:: Exercise aim ::
Return the full material exactly.
START Records shown
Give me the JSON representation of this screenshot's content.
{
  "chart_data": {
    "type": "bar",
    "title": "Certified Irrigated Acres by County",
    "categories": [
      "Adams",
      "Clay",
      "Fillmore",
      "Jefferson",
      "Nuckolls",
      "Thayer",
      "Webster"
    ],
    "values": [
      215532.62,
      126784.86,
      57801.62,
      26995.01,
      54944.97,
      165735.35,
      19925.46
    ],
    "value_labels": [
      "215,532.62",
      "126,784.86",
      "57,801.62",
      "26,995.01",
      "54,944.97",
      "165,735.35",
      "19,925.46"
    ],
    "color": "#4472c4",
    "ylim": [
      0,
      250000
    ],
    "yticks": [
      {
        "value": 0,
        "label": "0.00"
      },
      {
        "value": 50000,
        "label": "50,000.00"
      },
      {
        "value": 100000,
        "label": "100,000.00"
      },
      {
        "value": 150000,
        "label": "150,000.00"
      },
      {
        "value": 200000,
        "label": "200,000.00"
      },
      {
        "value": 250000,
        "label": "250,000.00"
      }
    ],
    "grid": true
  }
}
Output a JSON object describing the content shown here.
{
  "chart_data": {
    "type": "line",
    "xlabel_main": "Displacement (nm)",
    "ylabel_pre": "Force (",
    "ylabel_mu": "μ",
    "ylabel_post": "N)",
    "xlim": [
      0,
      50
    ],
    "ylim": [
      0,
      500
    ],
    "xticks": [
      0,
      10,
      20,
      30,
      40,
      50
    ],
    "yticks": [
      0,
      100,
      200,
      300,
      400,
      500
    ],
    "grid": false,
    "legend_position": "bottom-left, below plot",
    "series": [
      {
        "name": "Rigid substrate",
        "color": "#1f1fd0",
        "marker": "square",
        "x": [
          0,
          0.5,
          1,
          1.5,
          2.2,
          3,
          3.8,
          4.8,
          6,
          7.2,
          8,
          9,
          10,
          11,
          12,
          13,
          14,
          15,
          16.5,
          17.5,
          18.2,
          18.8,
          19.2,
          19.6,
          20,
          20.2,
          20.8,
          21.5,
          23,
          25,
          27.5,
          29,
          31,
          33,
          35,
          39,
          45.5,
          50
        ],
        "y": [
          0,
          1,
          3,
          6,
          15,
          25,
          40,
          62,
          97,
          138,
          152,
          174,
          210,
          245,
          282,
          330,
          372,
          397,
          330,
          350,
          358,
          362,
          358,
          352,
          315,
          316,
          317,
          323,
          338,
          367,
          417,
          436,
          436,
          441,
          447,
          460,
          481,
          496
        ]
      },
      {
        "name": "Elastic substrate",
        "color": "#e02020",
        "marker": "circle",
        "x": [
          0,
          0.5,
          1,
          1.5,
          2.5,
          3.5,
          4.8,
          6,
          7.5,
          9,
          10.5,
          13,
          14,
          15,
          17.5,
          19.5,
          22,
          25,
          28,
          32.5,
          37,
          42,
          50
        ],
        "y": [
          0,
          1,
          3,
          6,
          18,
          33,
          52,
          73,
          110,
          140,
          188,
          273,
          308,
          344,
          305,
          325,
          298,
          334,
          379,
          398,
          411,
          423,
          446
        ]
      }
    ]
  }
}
END Records shown
:: Response to the exercise ::
Give me the JSON representation of this screenshot's content.
{
  "chart_data": {
    "type": "bar",
    "title": "Certified Irrigated Acres by County",
    "categories": [
      "Adams",
      "Clay",
      "Fillmore",
      "Jefferson",
      "Nuckolls",
      "Thayer",
      "Webster"
    ],
    "values": [
      215532.62,
      126784.86,
      57801.62,
      26995.01,
      54944.97,
      165735.35,
      19925.46
    ],
    "value_labels": [
      "215,532.62",
      "126,784.86",
      "57,801.62",
      "26,995.01",
      "54,944.97",
      "165,735.35",
      "19,925.46"
    ],
    "color": "#4472c4",
    "ylim": [
      0,
      250000
    ],
    "yticks": [
      {
        "value": 0,
        "label": "0.00"
      },
      {
        "value": 50000,
        "label": "50,000.00"
      },
      {
        "value": 100000,
        "label": "100,000.00"
      },
      {
        "value": 150000,
        "label": "150,000.00"
      },
      {
        "value": 200000,
        "label": "200,000.00"
      },
      {
        "value": 250000,
        "label": "250,000.00"
      }
    ],
    "grid": true
  }
}
Output a JSON object describing the content shown here.
{
  "chart_data": {
    "type": "line",
    "xlabel_main": "Displacement (nm)",
    "ylabel_pre": "Force (",
    "ylabel_mu": "μ",
    "ylabel_post": "N)",
    "xlim": [
      0,
      50
    ],
    "ylim": [
      0,
      500
    ],
    "xticks": [
      0,
      10,
      20,
      30,
      40,
      50
    ],
    "yticks": [
      0,
      100,
      200,
      300,
      400,
      500
    ],
    "grid": false,
    "legend_position": "bottom-left, below plot",
    "series": [
      {
        "name": "Rigid substrate",
        "color": "#1f1fd0",
        "marker": "square",
        "x": [
          0,
          0.5,
          1,
          1.5,
          2.2,
          3,
          3.8,
          4.8,
          6,
          7.2,
          8,
          9,
          10,
          11,
          12,
          13,
          14,
          15,
          16.5,
          17.5,
          18.2,
          18.8,
          19.2,
          19.6,
          20,
          20.2,
          20.8,
          21.5,
          23,
          25,
          27.5,
          29,
          31,
          33,
          35,
          39,
          45.5,
          50
        ],
        "y": [
          0,
          1,
          3,
          6,
          15,
          25,
          40,
          62,
          97,
          138,
          152,
          174,
          210,
          245,
          282,
          330,
          372,
          397,
          330,
          350,
          358,
          362,
          358,
          352,
          315,
          316,
          317,
          323,
          338,
          367,
          417,
          436,
          436,
          441,
          447,
          460,
          481,
          496
        ]
      },
      {
        "name": "Elastic substrate",
        "color": "#e02020",
        "marker": "circle",
        "x": [
          0,
          0.5,
          1,
          1.5,
          2.5,
          3.5,
          4.8,
          6,
          7.5,
          9,
          10.5,
          13,
          14,
          15,
          17.5,
          19.5,
          22,
          25,
          28,
          32.5,
          37,
          42,
          50
        ],
        "y": [
          0,
          1,
          3,
          6,
          18,
          33,
          52,
          73,
          110,
          140,
          188,
          273,
          308,
          344,
          305,
          325,
          298,
          334,
          379,
          398,
          411,
          423,
          446
        ]
      }
    ]
  }
}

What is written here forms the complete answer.